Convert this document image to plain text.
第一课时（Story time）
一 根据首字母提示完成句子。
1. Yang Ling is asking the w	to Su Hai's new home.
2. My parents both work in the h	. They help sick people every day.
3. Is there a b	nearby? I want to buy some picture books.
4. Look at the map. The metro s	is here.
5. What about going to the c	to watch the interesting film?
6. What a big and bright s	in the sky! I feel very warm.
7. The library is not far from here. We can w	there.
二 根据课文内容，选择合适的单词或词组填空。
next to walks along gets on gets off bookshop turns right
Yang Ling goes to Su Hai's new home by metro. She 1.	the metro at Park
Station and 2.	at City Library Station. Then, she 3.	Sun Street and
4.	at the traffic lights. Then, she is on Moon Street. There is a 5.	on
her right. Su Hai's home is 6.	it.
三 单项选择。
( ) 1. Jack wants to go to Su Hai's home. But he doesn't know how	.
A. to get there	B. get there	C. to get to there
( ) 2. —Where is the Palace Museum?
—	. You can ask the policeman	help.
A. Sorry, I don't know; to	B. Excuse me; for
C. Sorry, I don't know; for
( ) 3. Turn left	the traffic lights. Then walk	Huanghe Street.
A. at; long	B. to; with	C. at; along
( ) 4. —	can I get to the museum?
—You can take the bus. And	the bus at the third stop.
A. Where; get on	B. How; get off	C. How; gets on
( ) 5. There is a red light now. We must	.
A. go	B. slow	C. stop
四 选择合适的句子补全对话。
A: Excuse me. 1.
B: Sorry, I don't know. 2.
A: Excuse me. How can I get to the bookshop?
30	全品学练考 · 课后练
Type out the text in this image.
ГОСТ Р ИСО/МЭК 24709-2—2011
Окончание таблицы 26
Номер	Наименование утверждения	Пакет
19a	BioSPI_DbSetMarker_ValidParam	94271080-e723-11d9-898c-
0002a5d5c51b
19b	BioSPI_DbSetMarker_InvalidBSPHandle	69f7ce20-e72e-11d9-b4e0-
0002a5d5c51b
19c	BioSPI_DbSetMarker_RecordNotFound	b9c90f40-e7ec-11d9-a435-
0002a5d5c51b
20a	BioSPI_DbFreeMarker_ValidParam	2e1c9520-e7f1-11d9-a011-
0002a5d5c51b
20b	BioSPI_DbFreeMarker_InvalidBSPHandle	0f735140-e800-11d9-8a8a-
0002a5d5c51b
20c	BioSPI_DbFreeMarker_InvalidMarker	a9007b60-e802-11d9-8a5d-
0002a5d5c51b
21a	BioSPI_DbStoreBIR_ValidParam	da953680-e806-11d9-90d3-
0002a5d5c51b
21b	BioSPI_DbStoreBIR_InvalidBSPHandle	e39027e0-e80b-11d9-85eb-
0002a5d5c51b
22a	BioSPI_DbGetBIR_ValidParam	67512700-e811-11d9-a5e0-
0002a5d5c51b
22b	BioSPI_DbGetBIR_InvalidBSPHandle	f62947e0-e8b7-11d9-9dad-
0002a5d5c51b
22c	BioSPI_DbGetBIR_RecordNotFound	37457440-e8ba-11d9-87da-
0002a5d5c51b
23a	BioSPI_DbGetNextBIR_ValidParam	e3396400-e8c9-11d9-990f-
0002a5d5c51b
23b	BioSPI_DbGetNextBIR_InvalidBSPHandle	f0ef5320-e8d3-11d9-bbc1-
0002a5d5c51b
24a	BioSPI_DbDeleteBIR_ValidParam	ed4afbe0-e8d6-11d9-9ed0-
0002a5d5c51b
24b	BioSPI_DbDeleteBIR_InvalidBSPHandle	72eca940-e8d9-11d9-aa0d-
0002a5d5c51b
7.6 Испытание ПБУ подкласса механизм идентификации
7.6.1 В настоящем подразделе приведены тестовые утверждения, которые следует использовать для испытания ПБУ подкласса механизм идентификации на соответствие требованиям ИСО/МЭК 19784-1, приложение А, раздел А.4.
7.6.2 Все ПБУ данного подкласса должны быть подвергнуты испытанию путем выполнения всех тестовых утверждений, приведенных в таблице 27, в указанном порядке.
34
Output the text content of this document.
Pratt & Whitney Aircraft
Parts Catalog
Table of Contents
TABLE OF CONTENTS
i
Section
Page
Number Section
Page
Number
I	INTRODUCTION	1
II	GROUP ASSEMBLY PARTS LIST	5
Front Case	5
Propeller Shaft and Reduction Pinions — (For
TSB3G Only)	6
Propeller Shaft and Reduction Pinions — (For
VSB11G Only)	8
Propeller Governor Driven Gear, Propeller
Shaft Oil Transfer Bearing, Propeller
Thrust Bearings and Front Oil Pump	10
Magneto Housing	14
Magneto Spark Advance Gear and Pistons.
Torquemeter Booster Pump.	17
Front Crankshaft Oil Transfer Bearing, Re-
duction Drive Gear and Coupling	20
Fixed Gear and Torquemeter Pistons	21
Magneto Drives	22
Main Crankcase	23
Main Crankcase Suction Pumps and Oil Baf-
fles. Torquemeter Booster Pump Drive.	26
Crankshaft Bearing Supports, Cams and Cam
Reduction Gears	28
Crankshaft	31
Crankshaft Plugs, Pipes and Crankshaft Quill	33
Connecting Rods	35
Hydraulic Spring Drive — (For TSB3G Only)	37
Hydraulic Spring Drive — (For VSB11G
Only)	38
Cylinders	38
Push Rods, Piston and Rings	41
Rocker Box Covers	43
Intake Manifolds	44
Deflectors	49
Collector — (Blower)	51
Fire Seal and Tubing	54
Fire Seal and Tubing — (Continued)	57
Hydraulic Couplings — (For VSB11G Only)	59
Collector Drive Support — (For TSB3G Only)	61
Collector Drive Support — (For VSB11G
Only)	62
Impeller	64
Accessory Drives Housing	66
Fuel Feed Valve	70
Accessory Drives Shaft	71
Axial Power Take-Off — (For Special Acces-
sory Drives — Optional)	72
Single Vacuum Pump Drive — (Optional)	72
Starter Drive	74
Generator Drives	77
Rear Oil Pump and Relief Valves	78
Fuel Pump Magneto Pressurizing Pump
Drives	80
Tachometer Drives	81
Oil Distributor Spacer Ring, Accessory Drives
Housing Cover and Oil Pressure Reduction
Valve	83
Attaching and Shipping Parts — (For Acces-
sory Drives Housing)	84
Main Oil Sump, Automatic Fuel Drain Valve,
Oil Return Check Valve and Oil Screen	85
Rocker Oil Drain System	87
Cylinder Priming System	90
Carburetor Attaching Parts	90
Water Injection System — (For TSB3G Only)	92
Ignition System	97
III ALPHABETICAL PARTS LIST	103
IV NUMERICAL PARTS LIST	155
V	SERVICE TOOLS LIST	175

* What the task asks *
Give the material above again, word for word.

* Response to the task *
Convert this document image to plain text.
第一课时（Story time）
一 根据首字母提示完成句子。
1. Yang Ling is asking the w	to Su Hai's new home.
2. My parents both work in the h	. They help sick people every day.
3. Is there a b	nearby? I want to buy some picture books.
4. Look at the map. The metro s	is here.
5. What about going to the c	to watch the interesting film?
6. What a big and bright s	in the sky! I feel very warm.
7. The library is not far from here. We can w	there.
二 根据课文内容，选择合适的单词或词组填空。
next to walks along gets on gets off bookshop turns right
Yang Ling goes to Su Hai's new home by metro. She 1.	the metro at Park
Station and 2.	at City Library Station. Then, she 3.	Sun Street and
4.	at the traffic lights. Then, she is on Moon Street. There is a 5.	on
her right. Su Hai's home is 6.	it.
三 单项选择。
( ) 1. Jack wants to go to Su Hai's home. But he doesn't know how	.
A. to get there	B. get there	C. to get to there
( ) 2. —Where is the Palace Museum?
—	. You can ask the policeman	help.
A. Sorry, I don't know; to	B. Excuse me; for
C. Sorry, I don't know; for
( ) 3. Turn left	the traffic lights. Then walk	Huanghe Street.
A. at; long	B. to; with	C. at; along
( ) 4. —	can I get to the museum?
—You can take the bus. And	the bus at the third stop.
A. Where; get on	B. How; get off	C. How; gets on
( ) 5. There is a red light now. We must	.
A. go	B. slow	C. stop
四 选择合适的句子补全对话。
A: Excuse me. 1.
B: Sorry, I don't know. 2.
A: Excuse me. How can I get to the bookshop?
30	全品学练考 · 课后练
Type out the text in this image.
ГОСТ Р ИСО/МЭК 24709-2—2011
Окончание таблицы 26
Номер	Наименование утверждения	Пакет
19a	BioSPI_DbSetMarker_ValidParam	94271080-e723-11d9-898c-
0002a5d5c51b
19b	BioSPI_DbSetMarker_InvalidBSPHandle	69f7ce20-e72e-11d9-b4e0-
0002a5d5c51b
19c	BioSPI_DbSetMarker_RecordNotFound	b9c90f40-e7ec-11d9-a435-
0002a5d5c51b
20a	BioSPI_DbFreeMarker_ValidParam	2e1c9520-e7f1-11d9-a011-
0002a5d5c51b
20b	BioSPI_DbFreeMarker_InvalidBSPHandle	0f735140-e800-11d9-8a8a-
0002a5d5c51b
20c	BioSPI_DbFreeMarker_InvalidMarker	a9007b60-e802-11d9-8a5d-
0002a5d5c51b
21a	BioSPI_DbStoreBIR_ValidParam	da953680-e806-11d9-90d3-
0002a5d5c51b
21b	BioSPI_DbStoreBIR_InvalidBSPHandle	e39027e0-e80b-11d9-85eb-
0002a5d5c51b
22a	BioSPI_DbGetBIR_ValidParam	67512700-e811-11d9-a5e0-
0002a5d5c51b
22b	BioSPI_DbGetBIR_InvalidBSPHandle	f62947e0-e8b7-11d9-9dad-
0002a5d5c51b
22c	BioSPI_DbGetBIR_RecordNotFound	37457440-e8ba-11d9-87da-
0002a5d5c51b
23a	BioSPI_DbGetNextBIR_ValidParam	e3396400-e8c9-11d9-990f-
0002a5d5c51b
23b	BioSPI_DbGetNextBIR_InvalidBSPHandle	f0ef5320-e8d3-11d9-bbc1-
0002a5d5c51b
24a	BioSPI_DbDeleteBIR_ValidParam	ed4afbe0-e8d6-11d9-9ed0-
0002a5d5c51b
24b	BioSPI_DbDeleteBIR_InvalidBSPHandle	72eca940-e8d9-11d9-aa0d-
0002a5d5c51b
7.6 Испытание ПБУ подкласса механизм идентификации
7.6.1 В настоящем подразделе приведены тестовые утверждения, которые следует использовать для испытания ПБУ подкласса механизм идентификации на соответствие требованиям ИСО/МЭК 19784-1, приложение А, раздел А.4.
7.6.2 Все ПБУ данного подкласса должны быть подвергнуты испытанию путем выполнения всех тестовых утверждений, приведенных в таблице 27, в указанном порядке.
34
Output the text content of this document.
Pratt & Whitney Aircraft
Parts Catalog
Table of Contents
TABLE OF CONTENTS
i
Section
Page
Number Section
Page
Number
I	INTRODUCTION	1
II	GROUP ASSEMBLY PARTS LIST	5
Front Case	5
Propeller Shaft and Reduction Pinions — (For
TSB3G Only)	6
Propeller Shaft and Reduction Pinions — (For
VSB11G Only)	8
Propeller Governor Driven Gear, Propeller
Shaft Oil Transfer Bearing, Propeller
Thrust Bearings and Front Oil Pump	10
Magneto Housing	14
Magneto Spark Advance Gear and Pistons.
Torquemeter Booster Pump.	17
Front Crankshaft Oil Transfer Bearing, Re-
duction Drive Gear and Coupling	20
Fixed Gear and Torquemeter Pistons	21
Magneto Drives	22
Main Crankcase	23
Main Crankcase Suction Pumps and Oil Baf-
fles. Torquemeter Booster Pump Drive.	26
Crankshaft Bearing Supports, Cams and Cam
Reduction Gears	28
Crankshaft	31
Crankshaft Plugs, Pipes and Crankshaft Quill	33
Connecting Rods	35
Hydraulic Spring Drive — (For TSB3G Only)	37
Hydraulic Spring Drive — (For VSB11G
Only)	38
Cylinders	38
Push Rods, Piston and Rings	41
Rocker Box Covers	43
Intake Manifolds	44
Deflectors	49
Collector — (Blower)	51
Fire Seal and Tubing	54
Fire Seal and Tubing — (Continued)	57
Hydraulic Couplings — (For VSB11G Only)	59
Collector Drive Support — (For TSB3G Only)	61
Collector Drive Support — (For VSB11G
Only)	62
Impeller	64
Accessory Drives Housing	66
Fuel Feed Valve	70
Accessory Drives Shaft	71
Axial Power Take-Off — (For Special Acces-
sory Drives — Optional)	72
Single Vacuum Pump Drive — (Optional)	72
Starter Drive	74
Generator Drives	77
Rear Oil Pump and Relief Valves	78
Fuel Pump Magneto Pressurizing Pump
Drives	80
Tachometer Drives	81
Oil Distributor Spacer Ring, Accessory Drives
Housing Cover and Oil Pressure Reduction
Valve	83
Attaching and Shipping Parts — (For Acces-
sory Drives Housing)	84
Main Oil Sump, Automatic Fuel Drain Valve,
Oil Return Check Valve and Oil Screen	85
Rocker Oil Drain System	87
Cylinder Priming System	90
Carburetor Attaching Parts	90
Water Injection System — (For TSB3G Only)	92
Ignition System	97
III ALPHABETICAL PARTS LIST	103
IV NUMERICAL PARTS LIST	155
V	SERVICE TOOLS LIST	175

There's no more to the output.